[Items from a dataset]
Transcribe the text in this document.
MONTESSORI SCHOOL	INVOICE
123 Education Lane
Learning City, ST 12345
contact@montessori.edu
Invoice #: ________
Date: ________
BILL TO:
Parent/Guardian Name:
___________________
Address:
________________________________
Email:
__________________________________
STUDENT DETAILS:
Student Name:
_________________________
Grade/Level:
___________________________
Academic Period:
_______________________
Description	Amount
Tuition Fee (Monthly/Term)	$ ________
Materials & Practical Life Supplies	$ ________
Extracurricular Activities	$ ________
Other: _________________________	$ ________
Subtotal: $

• Task to carry out: Set down the material above again, word for word.

• Result:
Transcribe the text in this document.
MONTESSORI SCHOOL	INVOICE
123 Education Lane
Learning City, ST 12345
contact@montessori.edu
Invoice #: ________
Date: ________
BILL TO:
Parent/Guardian Name:
___________________
Address:
________________________________
Email:
__________________________________
STUDENT DETAILS:
Student Name:
_________________________
Grade/Level:
___________________________
Academic Period:
_______________________
Description	Amount
Tuition Fee (Monthly/Term)	$ ________
Materials & Practical Life Supplies	$ ________
Extracurricular Activities	$ ________
Other: _________________________	$ ________
Subtotal: $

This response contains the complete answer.